*** Opening Selected passage ***
Thursday, March 5, 2009

Those Creative types: album cover designers


Typical size of a Vinyl LP jacket: 12 x 12 inches
Typical size of a CD jewel case: 5.5 x 5.5 inches
Typical size of an thumbnail on the pages of iTune: 2 x 2 mm, if that

LP jackets offered artists a decent size canv
as for their artwork. That, together with the close connection between art and music, and it's no wonder even famous artists have been drawn to designing for album covers: Andy Warhol, for example. Cover album art, in fact, took on a life of its own and you can even find coffee table books on the worst/best/most famous album covers over the years.

But can you imagine the cover of Sergeant Pepper's Lonely Hearts Club Band shrunk to the size of a CD jewel box?



All the details are lost. We're not even talking about an icon on the iTunes page.

What is a cover album artist to do? Lament? Tear out hair? Start a movement to change the music medium back to Vinyls? Throw his hands up and say he'll get his artistic fix by posting his album cover ideas on a blog?

I am sure some do. But those who need work and can keep an open mind adapt. If you look at the new designs, most of them take on the style of a logo so that they mae a statement as boldly as they can in their diminutive sizes.

E-books, self-publishing, people shifting online in their reading habits: what is a writer to do? Keep abreast of developments in the industry, confusing and chaotic though they may be. Stay open to new possibilities instead of mourning the death of something we know and understand and love. Adapt and survive.

And write, I guess.

2 comments:

a. fortis said...

I used to want to do album or book cover art, when I was younger. That was before I knew about the wide gulf between fine art and commercial art--I think it was a lot easier in Warhol's day to cross back and forth between those realms.

I guess today, the difference is between artist and designer. You could be an artist and have a band want to use your work for their album cover (and I especially am thinking of Peter Gabriel, who uses a lot of artists' work in his CD inserts) but that would be totally separate from being the designer...

Great food for thought!

Yat-Yee said...

Seems to me you have what it takes to pursue that ave if you so choose. Don't you think sometimes division of labor has gone out of control?

I've always loved art (as much as music and books) but never imagined myself an artist. I did go through of period of wondering about being a designer: book cover, household utensils, fashion.
*** Closing Selected passage ***
*** Opening Data for review ***
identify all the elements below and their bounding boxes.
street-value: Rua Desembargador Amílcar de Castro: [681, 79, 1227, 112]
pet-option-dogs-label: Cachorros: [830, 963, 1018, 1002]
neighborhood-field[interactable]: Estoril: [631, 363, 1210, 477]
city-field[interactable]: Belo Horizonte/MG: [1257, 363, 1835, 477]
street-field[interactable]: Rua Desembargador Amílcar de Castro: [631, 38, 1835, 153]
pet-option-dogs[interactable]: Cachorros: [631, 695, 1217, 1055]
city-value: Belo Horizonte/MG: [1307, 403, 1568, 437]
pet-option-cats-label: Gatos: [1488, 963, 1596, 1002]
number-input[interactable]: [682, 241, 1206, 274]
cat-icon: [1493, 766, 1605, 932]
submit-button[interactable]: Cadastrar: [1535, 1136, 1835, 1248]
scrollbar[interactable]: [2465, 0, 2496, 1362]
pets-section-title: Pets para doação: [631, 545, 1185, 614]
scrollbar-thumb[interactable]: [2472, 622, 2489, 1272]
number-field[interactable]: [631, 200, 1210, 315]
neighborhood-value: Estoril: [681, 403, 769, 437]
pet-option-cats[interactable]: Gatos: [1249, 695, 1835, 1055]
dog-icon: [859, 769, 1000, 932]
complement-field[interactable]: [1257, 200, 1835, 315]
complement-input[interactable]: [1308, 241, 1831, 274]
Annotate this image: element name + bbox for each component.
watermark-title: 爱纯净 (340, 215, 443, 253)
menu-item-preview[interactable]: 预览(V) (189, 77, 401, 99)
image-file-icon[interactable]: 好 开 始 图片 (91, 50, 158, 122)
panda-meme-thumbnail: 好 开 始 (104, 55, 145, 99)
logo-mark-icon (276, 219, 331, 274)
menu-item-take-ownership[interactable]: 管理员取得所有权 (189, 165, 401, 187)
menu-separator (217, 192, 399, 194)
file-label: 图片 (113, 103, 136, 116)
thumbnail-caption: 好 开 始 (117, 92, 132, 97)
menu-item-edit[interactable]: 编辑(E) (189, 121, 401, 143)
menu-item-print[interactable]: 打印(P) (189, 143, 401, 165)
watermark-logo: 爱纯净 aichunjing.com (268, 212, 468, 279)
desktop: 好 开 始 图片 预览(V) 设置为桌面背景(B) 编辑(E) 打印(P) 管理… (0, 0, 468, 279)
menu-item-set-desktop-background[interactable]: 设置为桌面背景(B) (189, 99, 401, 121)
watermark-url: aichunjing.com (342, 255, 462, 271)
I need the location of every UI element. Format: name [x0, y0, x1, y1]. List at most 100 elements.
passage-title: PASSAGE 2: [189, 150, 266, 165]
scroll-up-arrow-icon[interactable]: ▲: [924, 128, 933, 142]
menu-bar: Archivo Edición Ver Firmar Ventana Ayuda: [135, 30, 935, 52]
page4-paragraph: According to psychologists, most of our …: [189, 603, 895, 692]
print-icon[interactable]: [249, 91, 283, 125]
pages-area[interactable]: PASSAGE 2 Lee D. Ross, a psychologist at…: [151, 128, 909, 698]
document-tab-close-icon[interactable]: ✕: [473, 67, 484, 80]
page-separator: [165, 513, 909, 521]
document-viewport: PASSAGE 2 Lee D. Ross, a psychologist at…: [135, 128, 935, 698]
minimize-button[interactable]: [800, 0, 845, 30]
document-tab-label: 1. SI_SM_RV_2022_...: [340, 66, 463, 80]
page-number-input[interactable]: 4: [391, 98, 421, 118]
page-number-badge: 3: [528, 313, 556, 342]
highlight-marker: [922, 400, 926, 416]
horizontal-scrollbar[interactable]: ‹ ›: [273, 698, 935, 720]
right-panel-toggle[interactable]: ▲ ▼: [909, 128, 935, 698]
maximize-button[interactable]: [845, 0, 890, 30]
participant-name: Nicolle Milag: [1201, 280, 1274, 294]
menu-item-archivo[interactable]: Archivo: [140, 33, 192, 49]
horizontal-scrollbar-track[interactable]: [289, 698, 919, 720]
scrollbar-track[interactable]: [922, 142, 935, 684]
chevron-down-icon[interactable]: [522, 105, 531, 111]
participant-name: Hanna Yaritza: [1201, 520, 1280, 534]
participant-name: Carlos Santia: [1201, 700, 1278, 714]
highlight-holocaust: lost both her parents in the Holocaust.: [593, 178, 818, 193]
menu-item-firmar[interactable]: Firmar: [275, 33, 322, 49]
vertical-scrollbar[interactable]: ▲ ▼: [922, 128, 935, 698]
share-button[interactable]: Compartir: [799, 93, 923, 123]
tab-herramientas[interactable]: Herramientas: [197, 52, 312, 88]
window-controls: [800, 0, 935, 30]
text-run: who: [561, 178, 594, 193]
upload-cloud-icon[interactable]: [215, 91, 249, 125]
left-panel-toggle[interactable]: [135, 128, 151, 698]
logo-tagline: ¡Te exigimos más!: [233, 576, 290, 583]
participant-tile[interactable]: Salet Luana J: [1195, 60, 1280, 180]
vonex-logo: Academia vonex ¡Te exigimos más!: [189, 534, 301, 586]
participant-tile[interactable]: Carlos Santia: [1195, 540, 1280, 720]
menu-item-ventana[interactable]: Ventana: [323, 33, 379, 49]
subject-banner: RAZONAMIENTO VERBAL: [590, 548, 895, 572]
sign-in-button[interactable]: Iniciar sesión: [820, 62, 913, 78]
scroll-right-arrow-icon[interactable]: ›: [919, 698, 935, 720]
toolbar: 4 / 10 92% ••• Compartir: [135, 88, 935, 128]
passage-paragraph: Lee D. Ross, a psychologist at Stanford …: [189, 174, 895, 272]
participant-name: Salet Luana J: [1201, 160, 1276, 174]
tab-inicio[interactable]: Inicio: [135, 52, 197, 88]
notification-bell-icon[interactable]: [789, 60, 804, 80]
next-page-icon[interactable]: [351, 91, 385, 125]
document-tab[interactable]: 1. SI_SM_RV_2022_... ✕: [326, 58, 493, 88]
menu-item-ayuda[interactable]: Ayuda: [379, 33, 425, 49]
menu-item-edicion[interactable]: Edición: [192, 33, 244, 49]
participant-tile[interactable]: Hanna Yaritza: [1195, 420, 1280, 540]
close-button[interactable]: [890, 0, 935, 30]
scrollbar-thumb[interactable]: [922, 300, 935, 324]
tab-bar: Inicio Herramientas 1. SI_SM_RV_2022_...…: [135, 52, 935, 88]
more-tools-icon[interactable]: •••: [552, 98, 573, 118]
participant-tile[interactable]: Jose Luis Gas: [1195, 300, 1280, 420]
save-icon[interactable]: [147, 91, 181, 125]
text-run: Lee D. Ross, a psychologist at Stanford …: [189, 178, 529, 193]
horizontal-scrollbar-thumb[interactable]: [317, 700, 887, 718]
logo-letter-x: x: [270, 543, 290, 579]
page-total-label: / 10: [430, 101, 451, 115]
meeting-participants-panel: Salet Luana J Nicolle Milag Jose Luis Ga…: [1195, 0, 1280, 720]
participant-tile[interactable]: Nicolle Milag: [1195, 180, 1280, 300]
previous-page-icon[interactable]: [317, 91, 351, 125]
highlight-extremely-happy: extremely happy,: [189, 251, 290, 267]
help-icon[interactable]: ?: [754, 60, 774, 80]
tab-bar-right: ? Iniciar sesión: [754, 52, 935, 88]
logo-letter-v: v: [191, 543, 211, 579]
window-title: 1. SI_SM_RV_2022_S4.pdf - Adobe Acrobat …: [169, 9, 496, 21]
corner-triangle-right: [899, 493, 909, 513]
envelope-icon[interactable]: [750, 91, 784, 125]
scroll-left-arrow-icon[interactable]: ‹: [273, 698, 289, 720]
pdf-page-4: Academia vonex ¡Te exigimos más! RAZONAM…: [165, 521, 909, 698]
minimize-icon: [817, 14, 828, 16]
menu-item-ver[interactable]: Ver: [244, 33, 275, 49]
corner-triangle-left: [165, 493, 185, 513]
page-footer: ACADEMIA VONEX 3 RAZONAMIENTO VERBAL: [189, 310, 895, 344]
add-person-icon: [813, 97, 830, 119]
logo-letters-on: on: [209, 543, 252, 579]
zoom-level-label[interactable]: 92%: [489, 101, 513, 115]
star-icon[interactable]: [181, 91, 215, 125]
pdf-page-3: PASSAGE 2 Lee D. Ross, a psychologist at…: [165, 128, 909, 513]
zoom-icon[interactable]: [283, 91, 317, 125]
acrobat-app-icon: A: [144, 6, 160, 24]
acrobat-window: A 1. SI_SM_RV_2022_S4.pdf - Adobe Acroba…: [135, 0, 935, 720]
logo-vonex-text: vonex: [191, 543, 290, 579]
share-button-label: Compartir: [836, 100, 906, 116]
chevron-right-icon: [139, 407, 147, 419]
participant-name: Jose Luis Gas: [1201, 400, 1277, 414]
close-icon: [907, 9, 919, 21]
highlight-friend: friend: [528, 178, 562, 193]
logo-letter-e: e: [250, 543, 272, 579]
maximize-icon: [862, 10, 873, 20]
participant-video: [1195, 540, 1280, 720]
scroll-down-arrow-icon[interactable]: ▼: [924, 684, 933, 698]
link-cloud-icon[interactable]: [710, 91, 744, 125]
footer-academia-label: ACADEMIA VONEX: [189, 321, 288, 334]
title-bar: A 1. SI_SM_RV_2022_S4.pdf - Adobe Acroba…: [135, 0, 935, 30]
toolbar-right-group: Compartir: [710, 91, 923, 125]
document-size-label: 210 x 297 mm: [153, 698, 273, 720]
*** Closing Data for review ***
Rewrite the post about album cover designers between "LP jackets offered" and "ideas on a blog?", inclusive, swapping "icon" for "thumbnail". The entries have nothing to do with the post about album cover designers.

LP jackets offered artists a decent size canv
as for their artwork. That, together with the close connection between art and music, and it's no wonder even famous artists have been drawn to designing for album covers: Andy Warhol, for example. Cover album art, in fact, took on a life of its own and you can even find coffee table books on the worst/best/most famous album covers over the years.

But can you imagine the cover of Sergeant Pepper's Lonely Hearts Club Band shrunk to the size of a CD jewel box?



All the details are lost. We're not even talking about an thumbnail on the iTunes page.

What is a cover album artist to do? Lament? Tear out hair? Start a movement to change the music medium back to Vinyls? Throw his hands up and say he'll get his artistic fix by posting his album cover ideas on a blog?